[Collection entries]
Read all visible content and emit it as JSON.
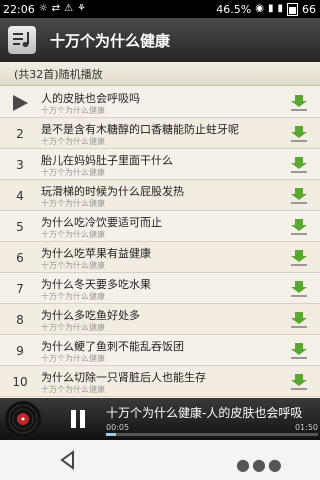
{
  "status": {
    "time": "22:06",
    "battery_pct": "46.5%",
    "signal_right": "66"
  },
  "header": {
    "title": "十万个为什么健康",
    "menu_icon": "music-list-icon"
  },
  "list_header": "(共32首)随机播放",
  "songs": [
    {
      "num": "",
      "title": "人的皮肤也会呼吸吗",
      "subtitle": "十万个为什么健康",
      "playing": true
    },
    {
      "num": "2",
      "title": "是不是含有木糖醇的口香糖能防止蛀牙呢",
      "subtitle": "十万个为什么健康"
    },
    {
      "num": "3",
      "title": "胎儿在妈妈肚子里面干什么",
      "subtitle": "十万个为什么健康"
    },
    {
      "num": "4",
      "title": "玩滑梯的时候为什么屁股发热",
      "subtitle": "十万个为什么健康"
    },
    {
      "num": "5",
      "title": "为什么吃冷饮要适可而止",
      "subtitle": "十万个为什么健康"
    },
    {
      "num": "6",
      "title": "为什么吃苹果有益健康",
      "subtitle": "十万个为什么健康"
    },
    {
      "num": "7",
      "title": "为什么冬天要多吃水果",
      "subtitle": "十万个为什么健康"
    },
    {
      "num": "8",
      "title": "为什么多吃鱼好处多",
      "subtitle": "十万个为什么健康"
    },
    {
      "num": "9",
      "title": "为什么鲠了鱼刺不能乱吞饭团",
      "subtitle": "十万个为什么健康"
    },
    {
      "num": "10",
      "title": "为什么切除一只肾脏后人也能生存",
      "subtitle": "十万个为什么健康"
    }
  ],
  "player": {
    "now_playing": "十万个为什么健康-人的皮肤也会呼吸",
    "current_time": "00:05",
    "total_time": "01:50",
    "progress_fraction": 0.045
  },
  "colors": {
    "download_green": "#5aa832",
    "progress": "#9ecbe6"
  }
}
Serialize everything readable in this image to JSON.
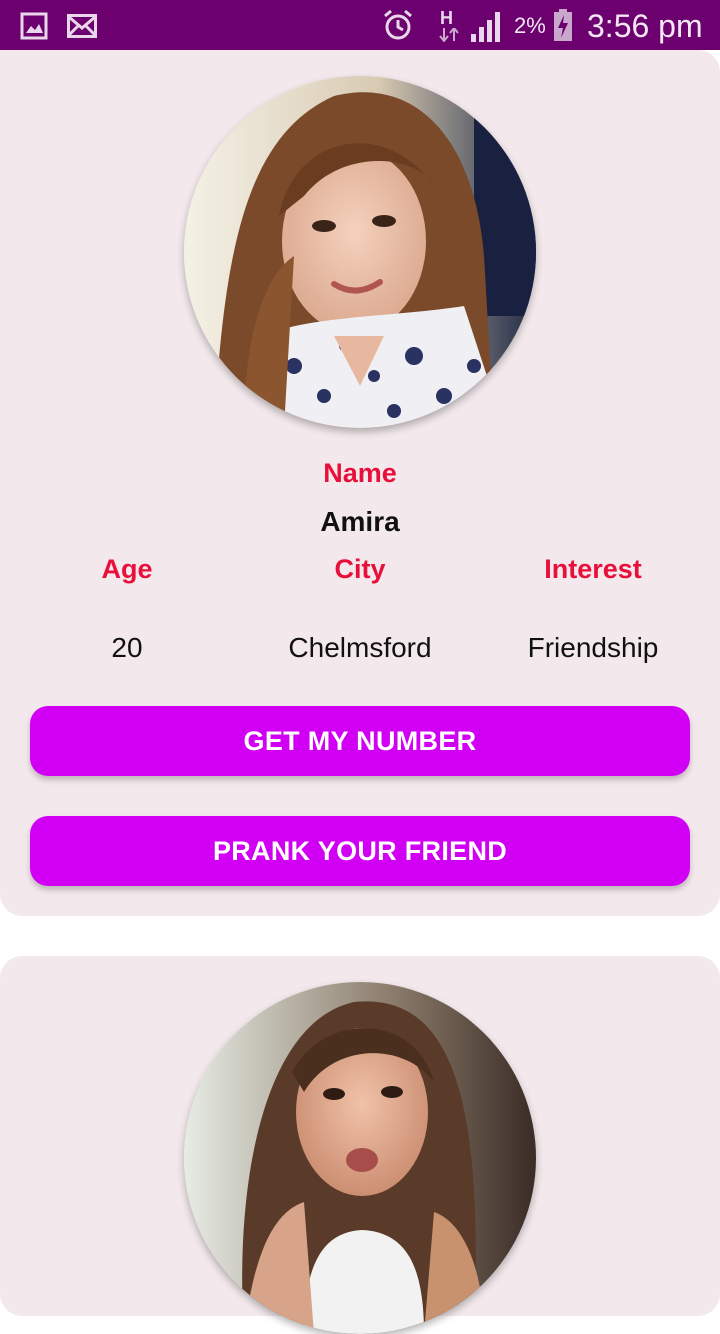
{
  "status_bar": {
    "battery_percent": "2%",
    "time": "3:56 pm",
    "network_label": "H",
    "icons": [
      "gallery-icon",
      "mail-icon",
      "alarm-icon",
      "network-h-icon",
      "signal-icon",
      "battery-charging-icon"
    ],
    "background": "#6d006f"
  },
  "profiles": [
    {
      "name_label": "Name",
      "name": "Amira",
      "age_label": "Age",
      "city_label": "City",
      "interest_label": "Interest",
      "age": "20",
      "city": "Chelmsford",
      "interest": "Friendship",
      "primary_button": "GET MY NUMBER",
      "secondary_button": "PRANK YOUR FRIEND"
    },
    {
      "photo": "profile-photo"
    }
  ],
  "colors": {
    "accent_label": "#e8103a",
    "button": "#d100f5",
    "card_background": "#f3e9ec"
  }
}
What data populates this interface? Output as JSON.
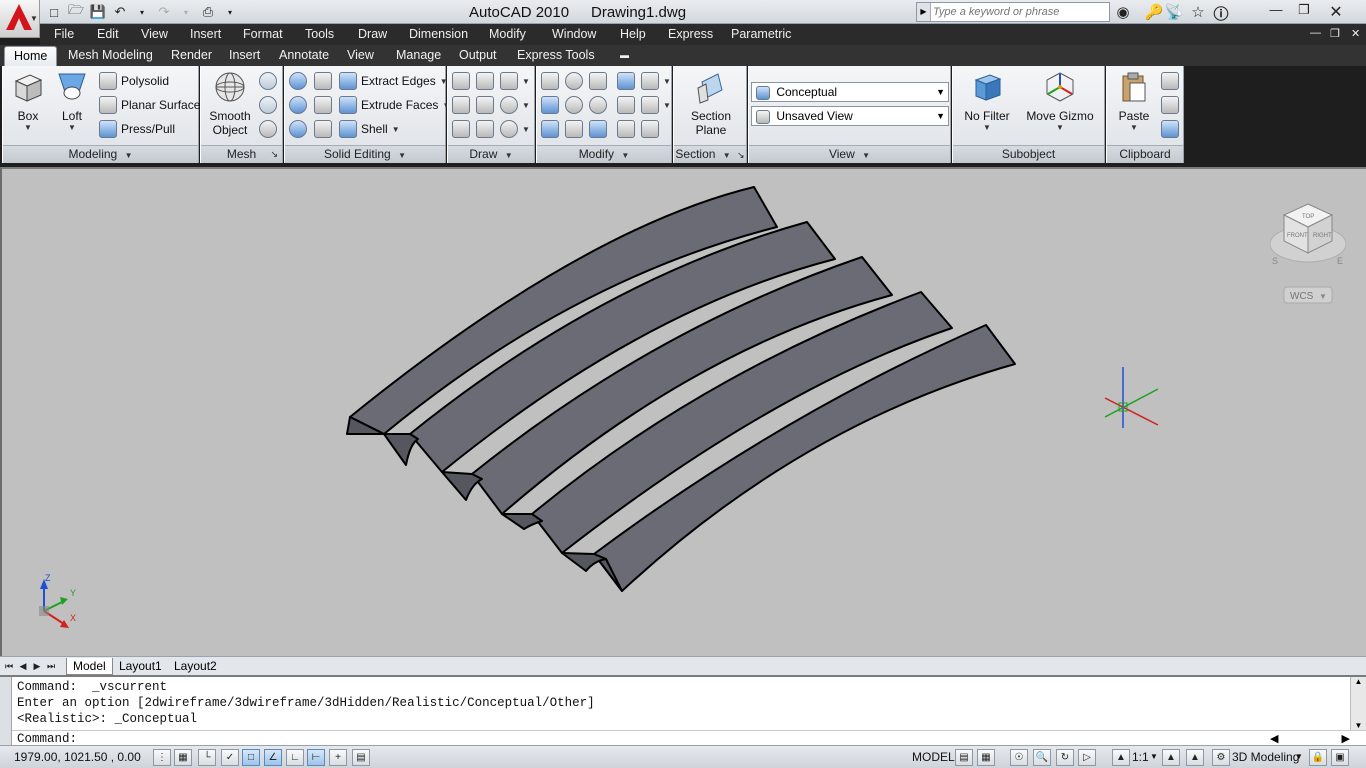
{
  "title_bar": {
    "app_title": "AutoCAD 2010",
    "doc_title": "Drawing1.dwg",
    "search_placeholder": "Type a keyword or phrase"
  },
  "menu": [
    "File",
    "Edit",
    "View",
    "Insert",
    "Format",
    "Tools",
    "Draw",
    "Dimension",
    "Modify",
    "Window",
    "Help",
    "Express",
    "Parametric"
  ],
  "ribbon_tabs": [
    "Home",
    "Mesh Modeling",
    "Render",
    "Insert",
    "Annotate",
    "View",
    "Manage",
    "Output",
    "Express Tools"
  ],
  "active_tab": "Home",
  "panels": {
    "modeling": {
      "title": "Modeling",
      "box": "Box",
      "loft": "Loft",
      "polysolid": "Polysolid",
      "planar_surface": "Planar Surface",
      "press_pull": "Press/Pull"
    },
    "mesh": {
      "title": "Mesh",
      "smooth_object_line1": "Smooth",
      "smooth_object_line2": "Object"
    },
    "solid_editing": {
      "title": "Solid Editing",
      "extract_edges": "Extract Edges",
      "extrude_faces": "Extrude Faces",
      "shell": "Shell"
    },
    "draw": {
      "title": "Draw"
    },
    "modify": {
      "title": "Modify"
    },
    "section": {
      "title": "Section",
      "section_plane_line1": "Section",
      "section_plane_line2": "Plane"
    },
    "view": {
      "title": "View",
      "visual_style": "Conceptual",
      "named_view": "Unsaved View"
    },
    "subobject": {
      "title": "Subobject",
      "no_filter": "No Filter",
      "move_gizmo": "Move Gizmo"
    },
    "clipboard": {
      "title": "Clipboard",
      "paste": "Paste"
    }
  },
  "viewcube": {
    "top": "TOP",
    "front": "FRONT",
    "right": "RIGHT",
    "south": "S",
    "east": "E",
    "wcs_label": "WCS"
  },
  "ucs_icon": {
    "x": "X",
    "y": "Y",
    "z": "Z"
  },
  "layout_tabs": [
    "Model",
    "Layout1",
    "Layout2"
  ],
  "command_history": [
    "Command:  _vscurrent",
    "Enter an option [2dwireframe/3dwireframe/3dHidden/Realistic/Conceptual/Other]",
    "<Realistic>: _Conceptual"
  ],
  "command_prompt": "Command:",
  "status_bar": {
    "coordinates": "1979.00, 1021.50 , 0.00",
    "model_label": "MODEL",
    "annotation_scale": "1:1",
    "workspace": "3D Modeling"
  },
  "colors": {
    "viewport_bg": "#c0c0c0",
    "solid_top": "#6a6b74",
    "solid_side": "#55565e",
    "menu_bg": "#2b2b2b",
    "axis_x": "#d42020",
    "axis_y": "#20a020",
    "axis_z": "#2050d0"
  }
}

• WORK INSTRUCTIONS: Write out all the entries again, word for word, and print no images.

• SOLUTION:
Read all visible content and emit it as JSON.
{
  "status": {
    "time": "22:06",
    "battery_pct": "46.5%",
    "signal_right": "66"
  },
  "header": {
    "title": "十万个为什么健康",
    "menu_icon": "music-list-icon"
  },
  "list_header": "(共32首)随机播放",
  "songs": [
    {
      "num": "",
      "title": "人的皮肤也会呼吸吗",
      "subtitle": "十万个为什么健康",
      "playing": true
    },
    {
      "num": "2",
      "title": "是不是含有木糖醇的口香糖能防止蛀牙呢",
      "subtitle": "十万个为什么健康"
    },
    {
      "num": "3",
      "title": "胎儿在妈妈肚子里面干什么",
      "subtitle": "十万个为什么健康"
    },
    {
      "num": "4",
      "title": "玩滑梯的时候为什么屁股发热",
      "subtitle": "十万个为什么健康"
    },
    {
      "num": "5",
      "title": "为什么吃冷饮要适可而止",
      "subtitle": "十万个为什么健康"
    },
    {
      "num": "6",
      "title": "为什么吃苹果有益健康",
      "subtitle": "十万个为什么健康"
    },
    {
      "num": "7",
      "title": "为什么冬天要多吃水果",
      "subtitle": "十万个为什么健康"
    },
    {
      "num": "8",
      "title": "为什么多吃鱼好处多",
      "subtitle": "十万个为什么健康"
    },
    {
      "num": "9",
      "title": "为什么鲠了鱼刺不能乱吞饭团",
      "subtitle": "十万个为什么健康"
    },
    {
      "num": "10",
      "title": "为什么切除一只肾脏后人也能生存",
      "subtitle": "十万个为什么健康"
    }
  ],
  "player": {
    "now_playing": "十万个为什么健康-人的皮肤也会呼吸",
    "current_time": "00:05",
    "total_time": "01:50",
    "progress_fraction": 0.045
  },
  "colors": {
    "download_green": "#5aa832",
    "progress": "#9ecbe6"
  }
}
Serialize everything readable in this image to JSON.
{
  "status_bar": {
    "battery_percent": "2%",
    "time": "3:56 pm",
    "network_label": "H",
    "icons": [
      "gallery-icon",
      "mail-icon",
      "alarm-icon",
      "network-h-icon",
      "signal-icon",
      "battery-charging-icon"
    ],
    "background": "#6d006f"
  },
  "profiles": [
    {
      "name_label": "Name",
      "name": "Amira",
      "age_label": "Age",
      "city_label": "City",
      "interest_label": "Interest",
      "age": "20",
      "city": "Chelmsford",
      "interest": "Friendship",
      "primary_button": "GET MY NUMBER",
      "secondary_button": "PRANK YOUR FRIEND"
    },
    {
      "photo": "profile-photo"
    }
  ],
  "colors": {
    "accent_label": "#e8103a",
    "button": "#d100f5",
    "card_background": "#f3e9ec"
  }
}
What data populates this interface? Output as JSON.
{
  "title_bar": {
    "app_title": "AutoCAD 2010",
    "doc_title": "Drawing1.dwg",
    "search_placeholder": "Type a keyword or phrase"
  },
  "menu": [
    "File",
    "Edit",
    "View",
    "Insert",
    "Format",
    "Tools",
    "Draw",
    "Dimension",
    "Modify",
    "Window",
    "Help",
    "Express",
    "Parametric"
  ],
  "ribbon_tabs": [
    "Home",
    "Mesh Modeling",
    "Render",
    "Insert",
    "Annotate",
    "View",
    "Manage",
    "Output",
    "Express Tools"
  ],
  "active_tab": "Home",
  "panels": {
    "modeling": {
      "title": "Modeling",
      "box": "Box",
      "loft": "Loft",
      "polysolid": "Polysolid",
      "planar_surface": "Planar Surface",
      "press_pull": "Press/Pull"
    },
    "mesh": {
      "title": "Mesh",
      "smooth_object_line1": "Smooth",
      "smooth_object_line2": "Object"
    },
    "solid_editing": {
      "title": "Solid Editing",
      "extract_edges": "Extract Edges",
      "extrude_faces": "Extrude Faces",
      "shell": "Shell"
    },
    "draw": {
      "title": "Draw"
    },
    "modify": {
      "title": "Modify"
    },
    "section": {
      "title": "Section",
      "section_plane_line1": "Section",
      "section_plane_line2": "Plane"
    },
    "view": {
      "title": "View",
      "visual_style": "Conceptual",
      "named_view": "Unsaved View"
    },
    "subobject": {
      "title": "Subobject",
      "no_filter": "No Filter",
      "move_gizmo": "Move Gizmo"
    },
    "clipboard": {
      "title": "Clipboard",
      "paste": "Paste"
    }
  },
  "viewcube": {
    "top": "TOP",
    "front": "FRONT",
    "right": "RIGHT",
    "south": "S",
    "east": "E",
    "wcs_label": "WCS"
  },
  "ucs_icon": {
    "x": "X",
    "y": "Y",
    "z": "Z"
  },
  "layout_tabs": [
    "Model",
    "Layout1",
    "Layout2"
  ],
  "command_history": [
    "Command:  _vscurrent",
    "Enter an option [2dwireframe/3dwireframe/3dHidden/Realistic/Conceptual/Other]",
    "<Realistic>: _Conceptual"
  ],
  "command_prompt": "Command:",
  "status_bar": {
    "coordinates": "1979.00, 1021.50 , 0.00",
    "model_label": "MODEL",
    "annotation_scale": "1:1",
    "workspace": "3D Modeling"
  },
  "colors": {
    "viewport_bg": "#c0c0c0",
    "solid_top": "#6a6b74",
    "solid_side": "#55565e",
    "menu_bg": "#2b2b2b",
    "axis_x": "#d42020",
    "axis_y": "#20a020",
    "axis_z": "#2050d0"
  }
}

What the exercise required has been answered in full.